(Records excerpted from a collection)
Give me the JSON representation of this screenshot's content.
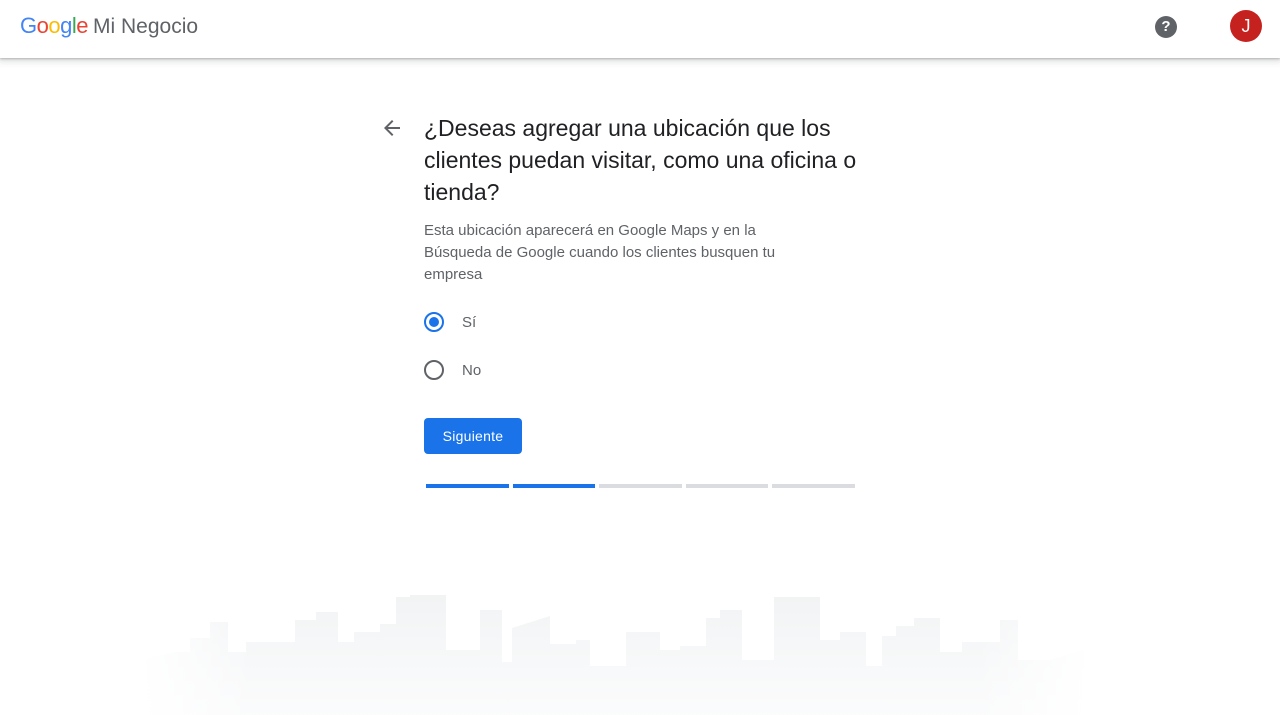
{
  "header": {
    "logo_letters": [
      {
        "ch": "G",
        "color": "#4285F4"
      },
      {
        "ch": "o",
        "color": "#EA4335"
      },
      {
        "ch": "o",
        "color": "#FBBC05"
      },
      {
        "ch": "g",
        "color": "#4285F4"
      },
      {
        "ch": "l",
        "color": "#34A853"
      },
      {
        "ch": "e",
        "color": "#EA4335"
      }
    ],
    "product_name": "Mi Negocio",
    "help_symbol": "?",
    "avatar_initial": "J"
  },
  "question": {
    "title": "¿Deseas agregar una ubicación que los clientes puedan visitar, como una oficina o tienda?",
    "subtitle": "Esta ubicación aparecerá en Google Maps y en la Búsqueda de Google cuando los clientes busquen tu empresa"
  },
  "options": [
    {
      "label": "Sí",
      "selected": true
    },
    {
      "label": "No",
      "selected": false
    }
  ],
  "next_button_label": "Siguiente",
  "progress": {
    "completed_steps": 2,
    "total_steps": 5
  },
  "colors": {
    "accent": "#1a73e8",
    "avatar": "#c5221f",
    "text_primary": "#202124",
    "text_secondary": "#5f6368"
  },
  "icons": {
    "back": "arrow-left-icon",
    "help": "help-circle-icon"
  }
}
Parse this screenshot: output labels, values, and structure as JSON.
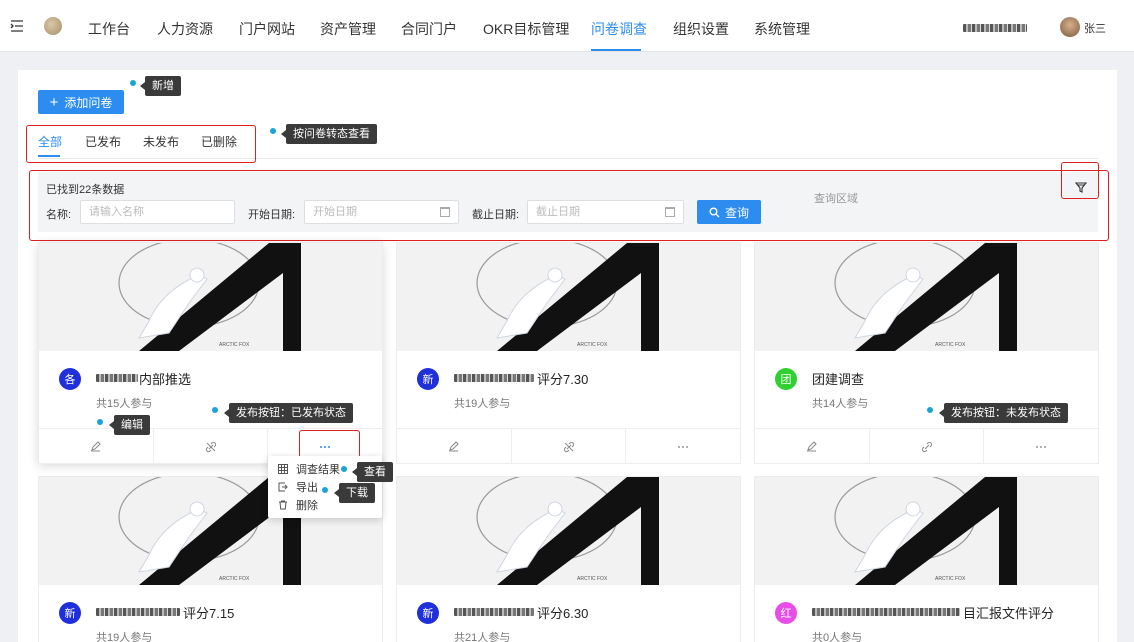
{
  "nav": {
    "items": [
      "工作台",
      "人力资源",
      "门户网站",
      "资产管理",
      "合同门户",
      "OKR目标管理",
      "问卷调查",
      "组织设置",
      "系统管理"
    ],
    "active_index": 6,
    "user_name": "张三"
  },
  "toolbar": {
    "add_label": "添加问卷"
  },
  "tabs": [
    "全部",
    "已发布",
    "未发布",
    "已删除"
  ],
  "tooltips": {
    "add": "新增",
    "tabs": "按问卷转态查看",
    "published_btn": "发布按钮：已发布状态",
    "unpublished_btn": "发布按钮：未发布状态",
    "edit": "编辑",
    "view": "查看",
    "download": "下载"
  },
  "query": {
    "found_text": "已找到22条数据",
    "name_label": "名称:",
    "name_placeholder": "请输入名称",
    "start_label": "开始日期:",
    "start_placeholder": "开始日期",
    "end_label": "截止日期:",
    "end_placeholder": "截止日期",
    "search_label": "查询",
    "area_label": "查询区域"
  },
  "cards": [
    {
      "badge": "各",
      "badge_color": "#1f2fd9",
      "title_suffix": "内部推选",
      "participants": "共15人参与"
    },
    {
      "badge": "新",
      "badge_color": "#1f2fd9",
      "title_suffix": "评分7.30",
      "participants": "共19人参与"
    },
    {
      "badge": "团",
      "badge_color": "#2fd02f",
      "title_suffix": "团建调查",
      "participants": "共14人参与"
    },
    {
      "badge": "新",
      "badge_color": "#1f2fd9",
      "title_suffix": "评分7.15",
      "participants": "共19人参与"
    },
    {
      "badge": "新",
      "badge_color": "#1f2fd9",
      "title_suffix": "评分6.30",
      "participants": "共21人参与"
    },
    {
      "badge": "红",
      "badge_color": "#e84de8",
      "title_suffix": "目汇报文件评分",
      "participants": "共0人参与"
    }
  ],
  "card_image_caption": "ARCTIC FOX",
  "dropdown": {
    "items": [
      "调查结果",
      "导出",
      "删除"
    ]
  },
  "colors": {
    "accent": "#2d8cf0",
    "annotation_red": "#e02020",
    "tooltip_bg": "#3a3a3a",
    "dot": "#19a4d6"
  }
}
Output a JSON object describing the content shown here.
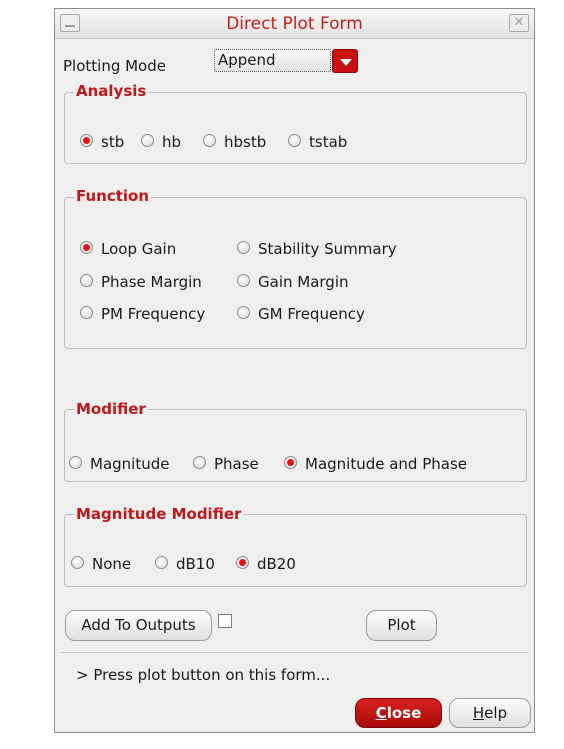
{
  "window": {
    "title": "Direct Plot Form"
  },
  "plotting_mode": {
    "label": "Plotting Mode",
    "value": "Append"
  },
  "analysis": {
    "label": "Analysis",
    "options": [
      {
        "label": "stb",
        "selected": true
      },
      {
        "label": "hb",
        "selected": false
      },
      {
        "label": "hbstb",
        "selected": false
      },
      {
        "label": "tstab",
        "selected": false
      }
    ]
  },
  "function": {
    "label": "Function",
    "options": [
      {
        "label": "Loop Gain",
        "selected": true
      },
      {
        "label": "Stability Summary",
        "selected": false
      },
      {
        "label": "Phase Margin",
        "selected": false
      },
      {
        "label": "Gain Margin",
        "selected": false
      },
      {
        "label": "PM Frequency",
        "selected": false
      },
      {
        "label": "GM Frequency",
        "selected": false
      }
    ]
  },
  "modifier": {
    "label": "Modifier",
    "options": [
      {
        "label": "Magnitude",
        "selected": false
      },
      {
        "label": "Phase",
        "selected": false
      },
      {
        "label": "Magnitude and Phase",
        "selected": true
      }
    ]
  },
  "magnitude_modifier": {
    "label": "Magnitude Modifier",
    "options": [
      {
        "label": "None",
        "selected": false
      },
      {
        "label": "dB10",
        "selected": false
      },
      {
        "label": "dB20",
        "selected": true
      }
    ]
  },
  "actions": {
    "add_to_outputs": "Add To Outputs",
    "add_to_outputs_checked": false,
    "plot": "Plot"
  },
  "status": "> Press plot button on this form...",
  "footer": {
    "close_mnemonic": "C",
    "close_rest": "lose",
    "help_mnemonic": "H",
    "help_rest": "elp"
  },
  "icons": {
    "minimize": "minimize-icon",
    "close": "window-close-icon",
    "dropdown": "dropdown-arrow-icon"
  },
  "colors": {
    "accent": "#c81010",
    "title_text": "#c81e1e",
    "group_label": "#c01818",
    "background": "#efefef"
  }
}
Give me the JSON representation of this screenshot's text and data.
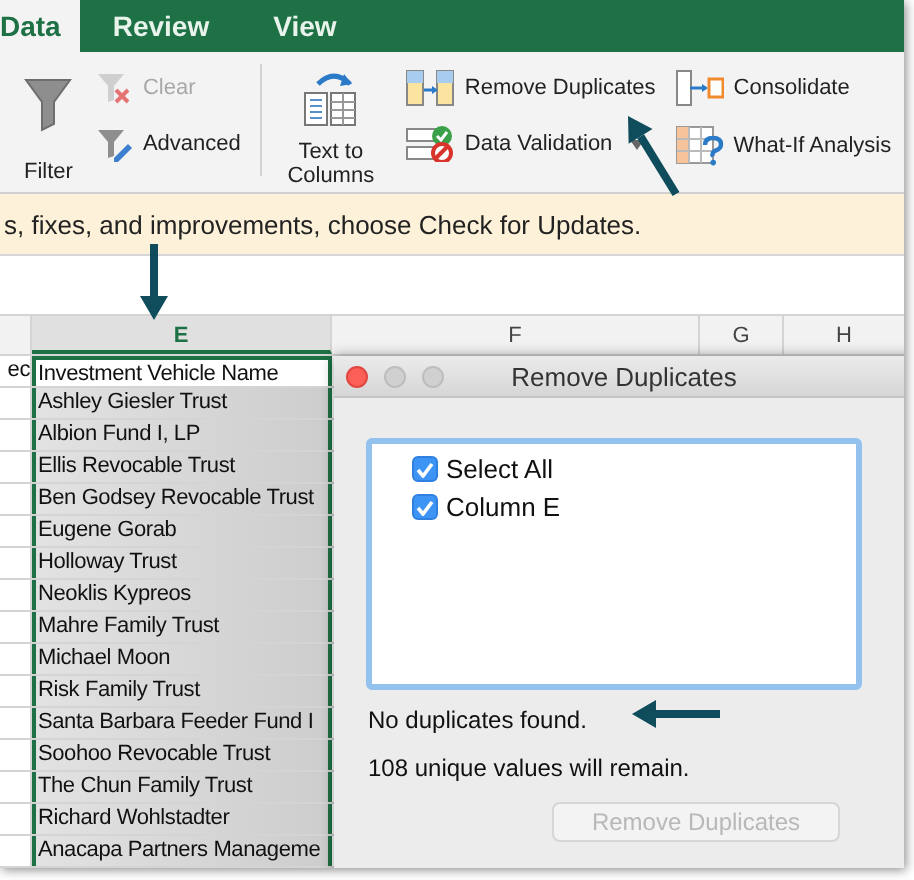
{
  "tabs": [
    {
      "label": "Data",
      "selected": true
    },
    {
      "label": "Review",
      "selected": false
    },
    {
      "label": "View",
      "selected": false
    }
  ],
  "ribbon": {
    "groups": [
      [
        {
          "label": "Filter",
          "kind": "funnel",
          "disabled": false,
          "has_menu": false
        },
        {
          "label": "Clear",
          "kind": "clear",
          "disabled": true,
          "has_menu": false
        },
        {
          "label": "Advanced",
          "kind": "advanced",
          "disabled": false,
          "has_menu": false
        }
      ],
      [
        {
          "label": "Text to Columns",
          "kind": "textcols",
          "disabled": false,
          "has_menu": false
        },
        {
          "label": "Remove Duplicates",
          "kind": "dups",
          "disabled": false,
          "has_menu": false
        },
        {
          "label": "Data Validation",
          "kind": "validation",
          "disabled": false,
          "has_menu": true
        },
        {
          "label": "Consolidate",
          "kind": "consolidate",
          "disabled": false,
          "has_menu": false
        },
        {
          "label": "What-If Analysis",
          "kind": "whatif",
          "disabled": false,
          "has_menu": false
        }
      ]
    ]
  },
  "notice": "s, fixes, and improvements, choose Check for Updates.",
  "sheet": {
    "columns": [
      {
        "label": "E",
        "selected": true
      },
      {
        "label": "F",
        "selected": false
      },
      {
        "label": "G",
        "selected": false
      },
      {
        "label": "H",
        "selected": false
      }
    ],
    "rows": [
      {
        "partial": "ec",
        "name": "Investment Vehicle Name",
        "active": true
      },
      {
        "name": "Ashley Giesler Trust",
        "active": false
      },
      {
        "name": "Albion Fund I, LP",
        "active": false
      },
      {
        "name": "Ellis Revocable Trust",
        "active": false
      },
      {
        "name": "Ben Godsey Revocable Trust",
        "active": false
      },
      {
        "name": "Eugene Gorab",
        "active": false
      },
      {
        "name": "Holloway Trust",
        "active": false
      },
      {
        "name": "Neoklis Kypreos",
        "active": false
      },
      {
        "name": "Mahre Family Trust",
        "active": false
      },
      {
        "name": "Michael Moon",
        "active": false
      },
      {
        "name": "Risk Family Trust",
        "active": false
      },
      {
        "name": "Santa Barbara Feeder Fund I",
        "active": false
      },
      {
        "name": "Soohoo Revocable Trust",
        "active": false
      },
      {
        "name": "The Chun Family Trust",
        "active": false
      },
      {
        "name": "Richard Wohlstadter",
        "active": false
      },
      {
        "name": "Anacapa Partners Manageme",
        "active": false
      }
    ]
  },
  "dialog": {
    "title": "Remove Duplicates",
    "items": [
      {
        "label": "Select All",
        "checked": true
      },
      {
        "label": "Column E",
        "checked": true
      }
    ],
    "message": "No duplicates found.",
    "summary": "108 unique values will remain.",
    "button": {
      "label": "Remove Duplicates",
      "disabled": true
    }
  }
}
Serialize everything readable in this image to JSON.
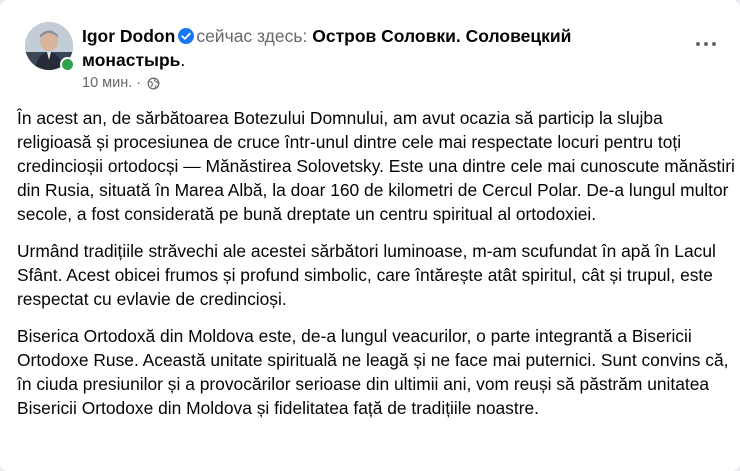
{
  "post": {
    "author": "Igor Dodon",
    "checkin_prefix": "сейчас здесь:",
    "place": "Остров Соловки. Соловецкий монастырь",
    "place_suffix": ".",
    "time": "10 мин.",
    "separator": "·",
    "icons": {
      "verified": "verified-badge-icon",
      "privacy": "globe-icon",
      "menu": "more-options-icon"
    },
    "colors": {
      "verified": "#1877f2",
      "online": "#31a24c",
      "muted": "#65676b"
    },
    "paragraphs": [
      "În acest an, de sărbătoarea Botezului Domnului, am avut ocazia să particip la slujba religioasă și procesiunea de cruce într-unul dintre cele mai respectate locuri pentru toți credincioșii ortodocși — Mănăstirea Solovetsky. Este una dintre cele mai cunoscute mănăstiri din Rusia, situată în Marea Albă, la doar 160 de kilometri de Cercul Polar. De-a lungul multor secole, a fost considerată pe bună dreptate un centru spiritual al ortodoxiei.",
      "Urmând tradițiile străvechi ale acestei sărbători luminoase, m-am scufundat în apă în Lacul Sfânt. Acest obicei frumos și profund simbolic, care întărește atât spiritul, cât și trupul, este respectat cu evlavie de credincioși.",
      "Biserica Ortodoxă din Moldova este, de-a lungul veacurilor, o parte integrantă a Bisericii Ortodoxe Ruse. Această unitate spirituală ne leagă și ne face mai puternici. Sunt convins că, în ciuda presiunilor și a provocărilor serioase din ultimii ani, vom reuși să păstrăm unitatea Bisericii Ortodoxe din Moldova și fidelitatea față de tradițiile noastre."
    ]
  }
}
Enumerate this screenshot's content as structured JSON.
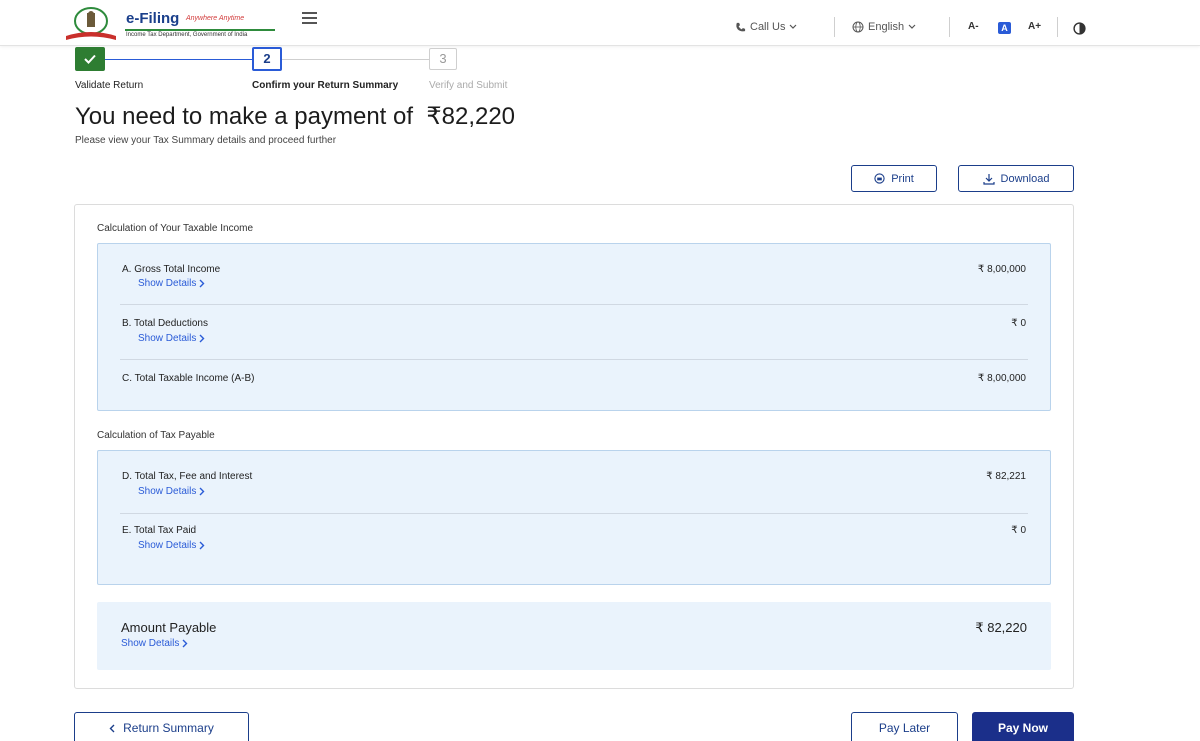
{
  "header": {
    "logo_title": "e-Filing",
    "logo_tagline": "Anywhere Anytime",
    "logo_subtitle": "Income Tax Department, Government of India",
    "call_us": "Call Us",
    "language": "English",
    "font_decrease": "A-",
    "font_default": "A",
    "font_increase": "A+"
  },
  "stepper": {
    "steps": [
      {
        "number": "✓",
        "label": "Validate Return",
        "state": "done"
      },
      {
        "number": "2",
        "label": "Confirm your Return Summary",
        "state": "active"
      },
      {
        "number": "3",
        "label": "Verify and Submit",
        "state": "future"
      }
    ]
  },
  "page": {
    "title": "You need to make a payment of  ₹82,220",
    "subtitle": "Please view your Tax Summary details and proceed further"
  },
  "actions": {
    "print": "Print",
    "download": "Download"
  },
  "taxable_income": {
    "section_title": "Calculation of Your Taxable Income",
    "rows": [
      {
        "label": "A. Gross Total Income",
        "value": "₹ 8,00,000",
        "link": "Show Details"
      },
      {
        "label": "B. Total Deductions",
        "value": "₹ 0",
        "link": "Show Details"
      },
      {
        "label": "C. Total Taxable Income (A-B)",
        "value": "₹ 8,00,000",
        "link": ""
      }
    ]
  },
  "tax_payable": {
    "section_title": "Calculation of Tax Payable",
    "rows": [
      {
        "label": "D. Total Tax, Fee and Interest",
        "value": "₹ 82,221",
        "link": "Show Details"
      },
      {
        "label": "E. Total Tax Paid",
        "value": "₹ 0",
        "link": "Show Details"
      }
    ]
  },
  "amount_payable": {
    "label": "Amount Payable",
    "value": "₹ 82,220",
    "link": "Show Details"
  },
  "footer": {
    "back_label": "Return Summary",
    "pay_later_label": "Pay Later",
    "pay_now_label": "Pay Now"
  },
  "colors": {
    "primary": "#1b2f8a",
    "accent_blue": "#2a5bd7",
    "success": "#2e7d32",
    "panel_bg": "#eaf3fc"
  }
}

* PROBLEM DETAILS: Isolate the lines that hold the word "values" and copy all of them.

* ANSWER FOR THIS EXERCISE:
Parse this screenshot: output labels, values, and structure as JSON.
    "summary": "108 unique values will remain.",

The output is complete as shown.